> _Problem requirements_:
Assemble all lines in which the string "حدثنا" appears.

[Items listed in a dataset]
★ ★ ★
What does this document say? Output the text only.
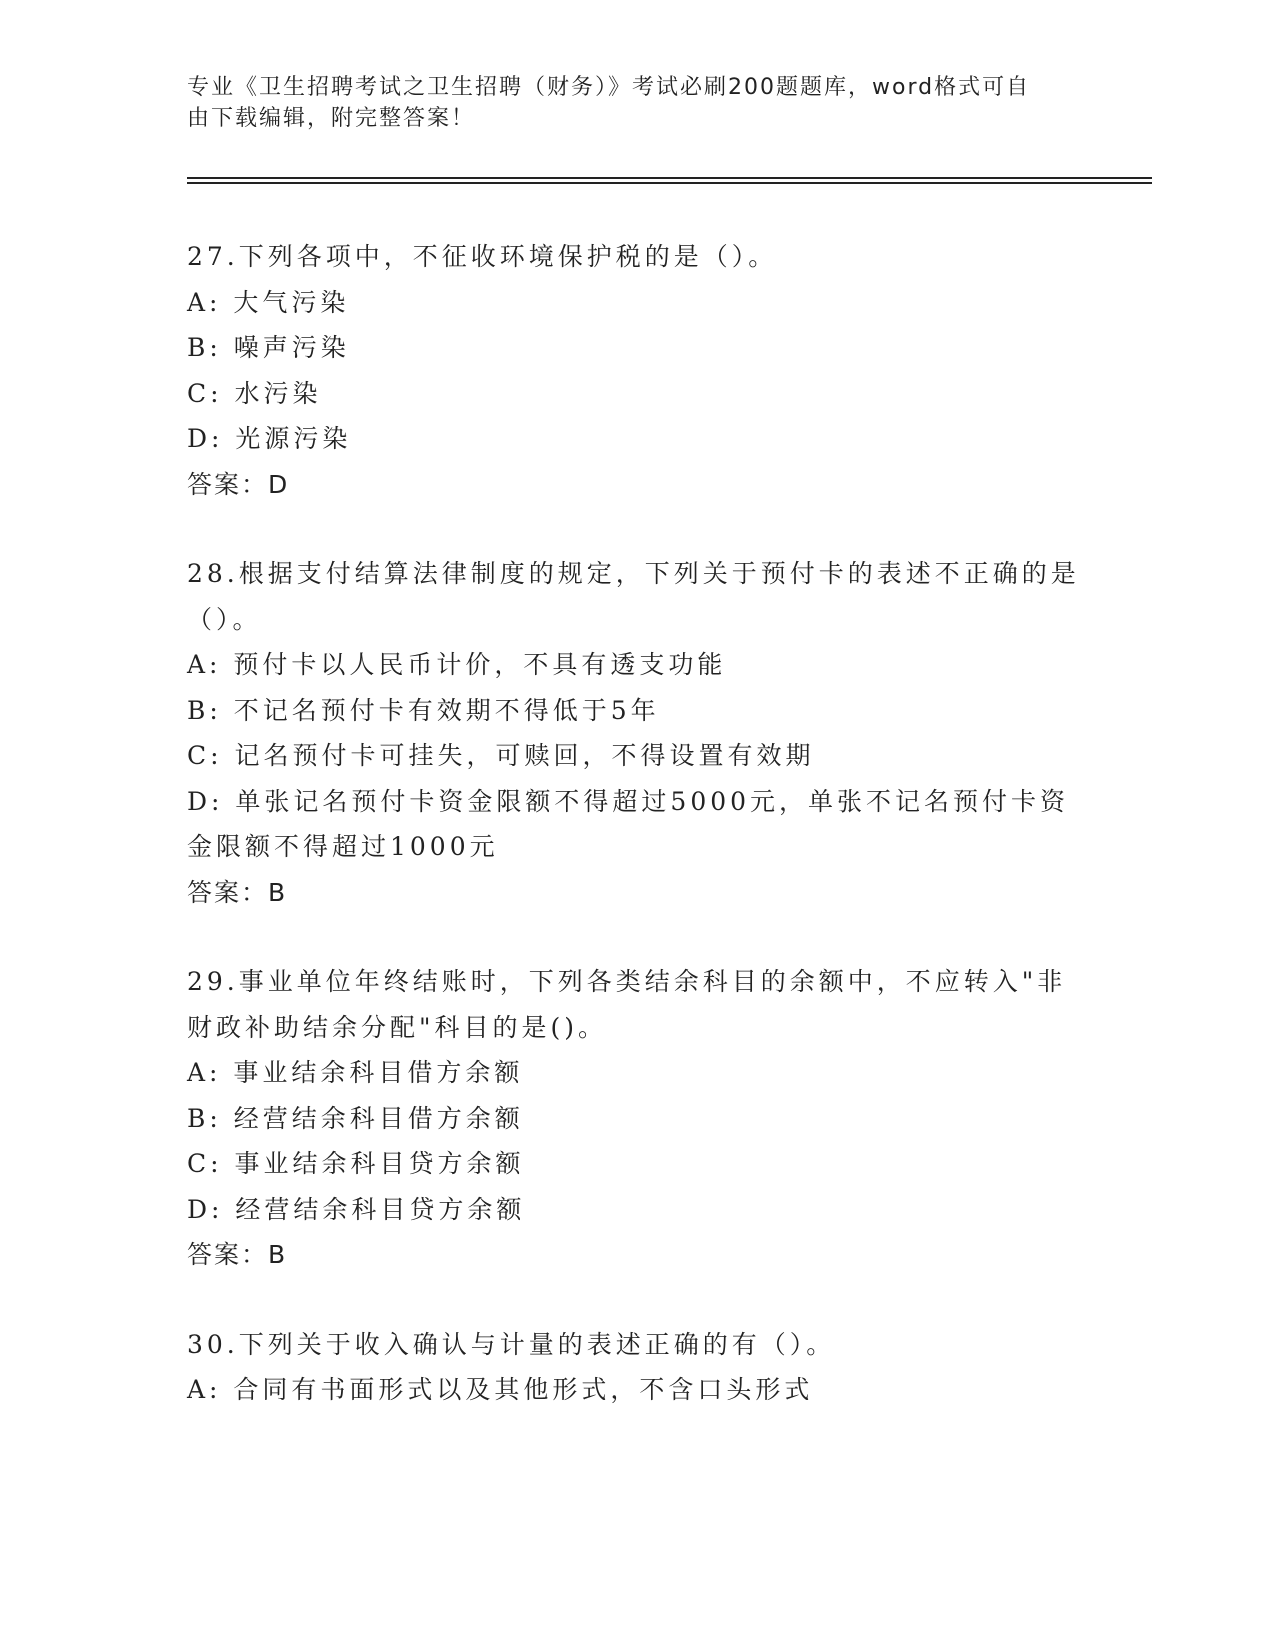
专业《卫生招聘考试之卫生招聘（财务）》考试必刷200题题库，word格式可自
由下载编辑，附完整答案！
27.下列各项中，不征收环境保护税的是（）。
A: 大气污染
B: 噪声污染
C: 水污染
D: 光源污染
答案：D
28.根据支付结算法律制度的规定，下列关于预付卡的表述不正确的是
（）。
A: 预付卡以人民币计价，不具有透支功能
B: 不记名预付卡有效期不得低于5年
C: 记名预付卡可挂失，可赎回，不得设置有效期
D: 单张记名预付卡资金限额不得超过5000元，单张不记名预付卡资
金限额不得超过1000元
答案：B
29.事业单位年终结账时，下列各类结余科目的余额中，不应转入"非
财政补助结余分配"科目的是()。
A: 事业结余科目借方余额
B: 经营结余科目借方余额
C: 事业结余科目贷方余额
D: 经营结余科目贷方余额
答案：B
30.下列关于收入确认与计量的表述正确的有（）。
A: 合同有书面形式以及其他形式，不含口头形式
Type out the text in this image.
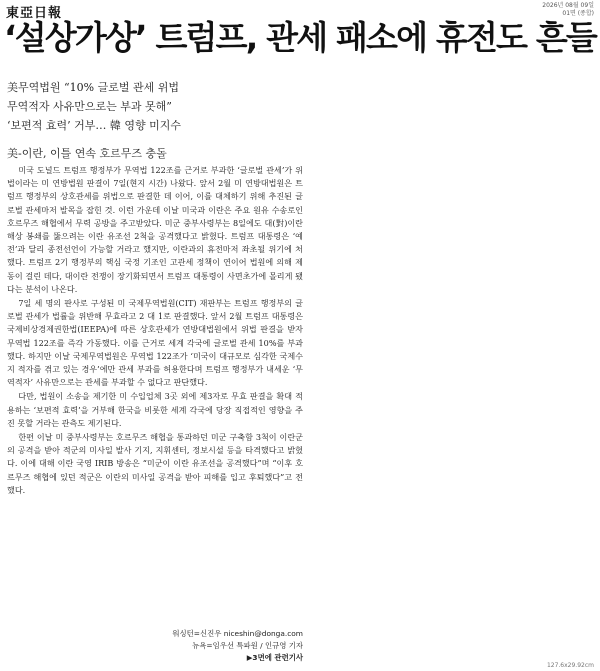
東亞日報
2026년 08월 09일
01면 (종합)
‘설상가상’ 트럼프, 관세 패소에 휴전도 흔들
美무역법원 “10% 글로벌 관세 위법
무역적자 사유만으로는 부과 못해”
‘보편적 효력’ 거부… 韓 영향 미지수
美-이란, 이틀 연속 호르무즈 충돌

미국 도널드 트럼프 행정부가 무역법 122조를 근거로 부과한 ‘글로벌 관세’가 위법이라는 미 연방법원 판결이 7일(현지 시간) 나왔다. 앞서 2월 미 연방대법원은 트럼프 행정부의 상호관세를 위법으로 판결한 데 이어, 이를 대체하기 위해 추진된 글로벌 관세마저 발목을 잡힌 것. 이런 가운데 이날 미국과 이란은 주요 원유 수송로인 호르무즈 해협에서 무력 공방을 주고받았다. 미군 중부사령부는 8일에도 대(對)이란 해상 봉쇄를 뚫으려는 이란 유조선 2척을 공격했다고 밝혔다. 트럼프 대통령은 ‘예전’과 달리 종전선언이 가능할 거라고 했지만, 이란과의 휴전마저 좌초될 위기에 처했다. 트럼프 2기 행정부의 핵심 국정 기조인 고관세 정책이 연이어 법원에 의해 제동이 걸린 데다, 대이란 전쟁이 장기화되면서 트럼프 대통령이 사면초가에 몰리게 됐다는 분석이 나온다.

7일 세 명의 판사로 구성된 미 국제무역법원(CIT) 재판부는 트럼프 행정부의 글로벌 관세가 법률을 위반해 무효라고 2 대 1로 판결했다. 앞서 2월 트럼프 대통령은 국제비상경제권한법(IEEPA)에 따른 상호관세가 연방대법원에서 위법 판결을 받자 무역법 122조를 즉각 가동했다. 이를 근거로 세계 각국에 글로벌 관세 10%를 부과했다. 하지만 이날 국제무역법원은 무역법 122조가 ‘미국이 대규모로 심각한 국제수지 적자를 겪고 있는 경우’에만 관세 부과를 허용한다며 트럼프 행정부가 내세운 ‘무역적자’ 사유만으로는 관세를 부과할 수 없다고 판단했다.

다만, 법원이 소송을 제기한 미 수입업체 3곳 외에 제3자로 무효 판결을 확대 적용하는 ‘보편적 효력’을 거부해 한국을 비롯한 세계 각국에 당장 직접적인 영향을 주진 못할 거라는 관측도 제기된다.

한편 이날 미 중부사령부는 호르무즈 해협을 통과하던 미군 구축함 3척이 이란군의 공격을 받아 적군의 미사일 발사 기지, 지휘센터, 정보시설 등을 타격했다고 밝혔다. 이에 대해 이란 국영 IRIB 방송은 “미군이 이란 유조선을 공격했다”며 “이후 호르무즈 해협에 있던 적군은 이란의 미사일 공격을 받아 피해를 입고 후퇴했다”고 전했다.

워싱턴=신진우 niceshin@donga.com
뉴욕=임우선 특파원 / 인규영 기자
▶3면에 관련기사
127.6x29.92cm
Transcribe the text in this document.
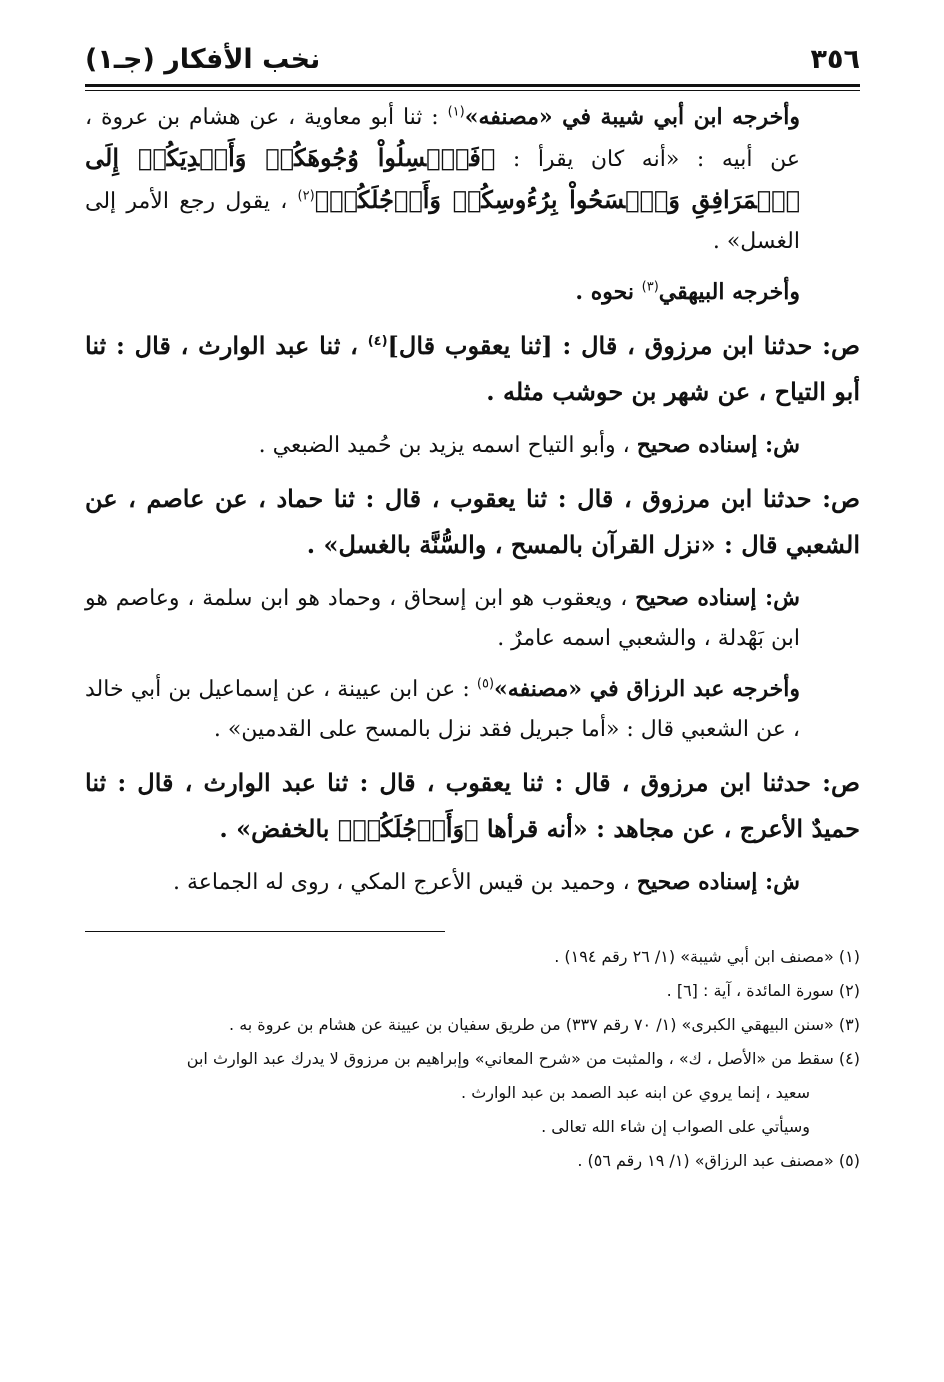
٣٥٦
نخب الأفكار (جـ١)

وأخرجه ابن أبي شيبة في «مصنفه»$^{(١)}$ : ثنا أبو معاوية ، عن هشام بن عروة ، عن أبيه : «أنه كان يقرأ : ﴿فَٱغۡسِلُواْ وُجُوهَكُمۡ وَأَيۡدِيَكُمۡ إِلَى ٱلۡمَرَافِقِ وَٱمۡسَحُواْ بِرُءُوسِكُمۡ وَأَرۡجُلَكُمۡ﴾$^{(٢)}$ ، يقول رجع الأمر إلى الغسل» .

وأخرجه البيهقي$^{(٣)}$ نحوه .

ص: حدثنا ابن مرزوق ، قال : [ثنا يعقوب قال]$^{(٤)}$ ، ثنا عبد الوارث ، قال : ثنا أبو التياح ، عن شهر بن حوشب مثله .

ش: إسناده صحيح ، وأبو التياح اسمه يزيد بن حُميد الضبعي .

ص: حدثنا ابن مرزوق ، قال : ثنا يعقوب ، قال : ثنا حماد ، عن عاصم ، عن الشعبي قال : «نزل القرآن بالمسح ، والسُّنَّة بالغسل» .

ش: إسناده صحيح ، ويعقوب هو ابن إسحاق ، وحماد هو ابن سلمة ، وعاصم هو ابن بَهْدلة ، والشعبي اسمه عامرٌ .

وأخرجه عبد الرزاق في «مصنفه»$^{(٥)}$ : عن ابن عيينة ، عن إسماعيل بن أبي خالد ، عن الشعبي قال : «أما جبريل فقد نزل بالمسح على القدمين» .

ص: حدثنا ابن مرزوق ، قال : ثنا يعقوب ، قال : ثنا عبد الوارث ، قال : ثنا حميدٌ الأعرج ، عن مجاهد : «أنه قرأها ﴿وَأَرۡجُلَكُمۡ﴾ بالخفض» .

ش: إسناده صحيح ، وحميد بن قيس الأعرج المكي ، روى له الجماعة .

(١) «مصنف ابن أبي شيبة» (١/ ٢٦ رقم ١٩٤) .

(٢) سورة المائدة ، آية : [٦] .

(٣) «سنن البيهقي الكبرى» (١/ ٧٠ رقم ٣٣٧) من طريق سفيان بن عيينة عن هشام بن عروة به .

(٤) سقط من «الأصل ، ك» ، والمثبت من «شرح المعاني» وإبراهيم بن مرزوق لا يدرك عبد الوارث ابن

سعيد ، إنما يروي عن ابنه عبد الصمد بن عبد الوارث .

وسيأتي على الصواب إن شاء الله تعالى .

(٥) «مصنف عبد الرزاق» (١/ ١٩ رقم ٥٦) .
★ ★ ★
> _In response_:
ص: حدثنا ابن مرزوق ، قال : [ثنا يعقوب قال]$^{(٤)}$ ، ثنا عبد الوارث ، قال : ثنا أبو التياح ، عن شهر بن حوشب مثله .
ص: حدثنا ابن مرزوق ، قال : ثنا يعقوب ، قال : ثنا حماد ، عن عاصم ، عن الشعبي قال : «نزل القرآن بالمسح ، والسُّنَّة بالغسل» .
ص: حدثنا ابن مرزوق ، قال : ثنا يعقوب ، قال : ثنا عبد الوارث ، قال : ثنا حميدٌ الأعرج ، عن مجاهد : «أنه قرأها ﴿وَأَرۡجُلَكُمۡ﴾ بالخفض» .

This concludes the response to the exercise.